╭──

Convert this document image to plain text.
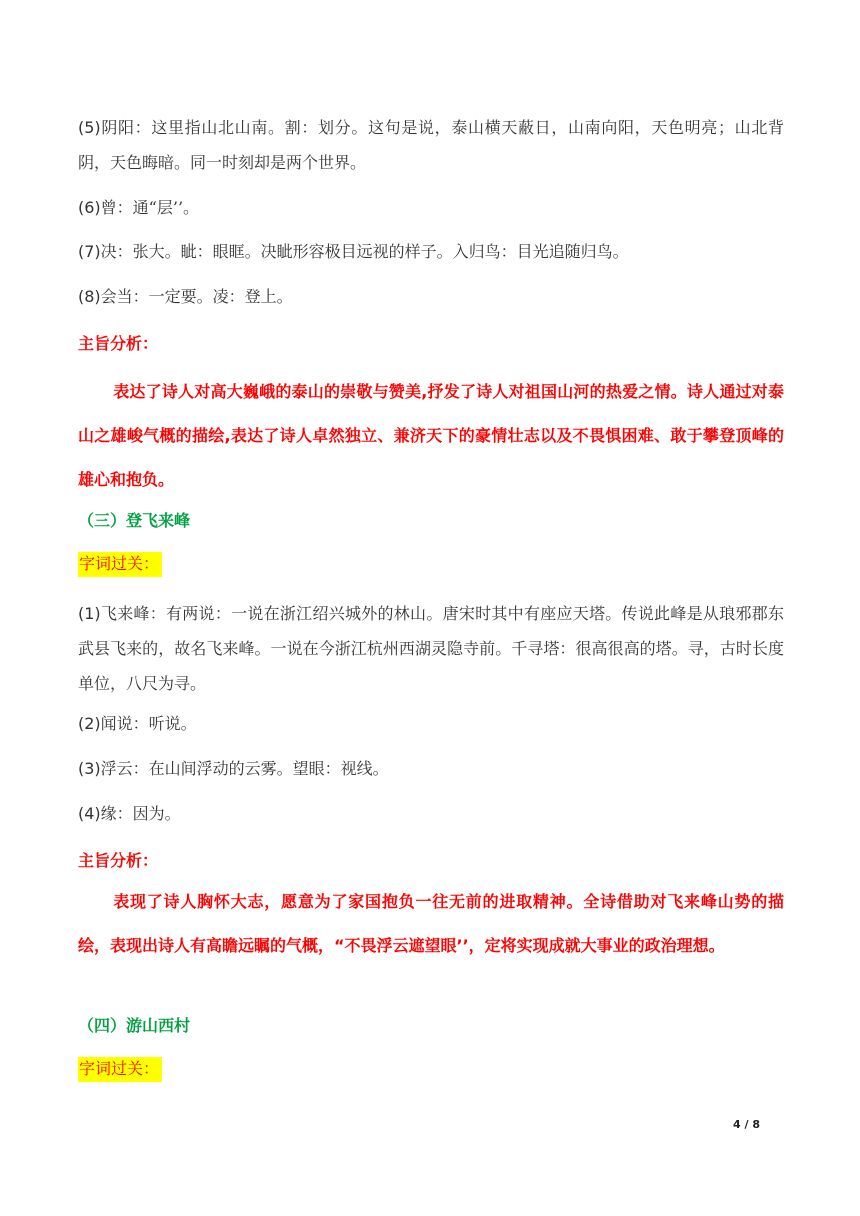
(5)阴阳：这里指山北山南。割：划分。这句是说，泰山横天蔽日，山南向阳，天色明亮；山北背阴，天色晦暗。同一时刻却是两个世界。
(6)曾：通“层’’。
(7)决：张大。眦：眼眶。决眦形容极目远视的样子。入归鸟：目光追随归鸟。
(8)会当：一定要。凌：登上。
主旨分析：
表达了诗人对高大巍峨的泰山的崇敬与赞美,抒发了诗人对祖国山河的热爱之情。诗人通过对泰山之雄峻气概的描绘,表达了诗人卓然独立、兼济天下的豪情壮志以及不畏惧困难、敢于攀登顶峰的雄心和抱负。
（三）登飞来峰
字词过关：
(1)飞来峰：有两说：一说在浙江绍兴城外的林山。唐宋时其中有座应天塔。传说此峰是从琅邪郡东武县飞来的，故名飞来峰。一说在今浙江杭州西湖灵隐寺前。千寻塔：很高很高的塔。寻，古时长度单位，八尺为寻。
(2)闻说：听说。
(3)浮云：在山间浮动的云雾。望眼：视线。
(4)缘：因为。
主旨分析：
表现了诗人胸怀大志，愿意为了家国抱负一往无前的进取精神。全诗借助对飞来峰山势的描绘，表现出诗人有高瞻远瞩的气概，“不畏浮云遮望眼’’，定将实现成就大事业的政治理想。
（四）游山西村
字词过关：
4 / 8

╰──

◆ DESCRIPTION OF THE TASK ◆
Using the records above, retype everything exactly except the pictures.

◆ SOLUTION TO THIS TASK ◆
Convert this document image to plain text.
(5)阴阳：这里指山北山南。割：划分。这句是说，泰山横天蔽日，山南向阳，天色明亮；山北背阴，天色晦暗。同一时刻却是两个世界。
(6)曾：通“层’’。
(7)决：张大。眦：眼眶。决眦形容极目远视的样子。入归鸟：目光追随归鸟。
(8)会当：一定要。凌：登上。
主旨分析：
表达了诗人对高大巍峨的泰山的崇敬与赞美,抒发了诗人对祖国山河的热爱之情。诗人通过对泰山之雄峻气概的描绘,表达了诗人卓然独立、兼济天下的豪情壮志以及不畏惧困难、敢于攀登顶峰的雄心和抱负。
（三）登飞来峰
字词过关：
(1)飞来峰：有两说：一说在浙江绍兴城外的林山。唐宋时其中有座应天塔。传说此峰是从琅邪郡东武县飞来的，故名飞来峰。一说在今浙江杭州西湖灵隐寺前。千寻塔：很高很高的塔。寻，古时长度单位，八尺为寻。
(2)闻说：听说。
(3)浮云：在山间浮动的云雾。望眼：视线。
(4)缘：因为。
主旨分析：
表现了诗人胸怀大志，愿意为了家国抱负一往无前的进取精神。全诗借助对飞来峰山势的描绘，表现出诗人有高瞻远瞩的气概，“不畏浮云遮望眼’’，定将实现成就大事业的政治理想。
（四）游山西村
字词过关：
4 / 8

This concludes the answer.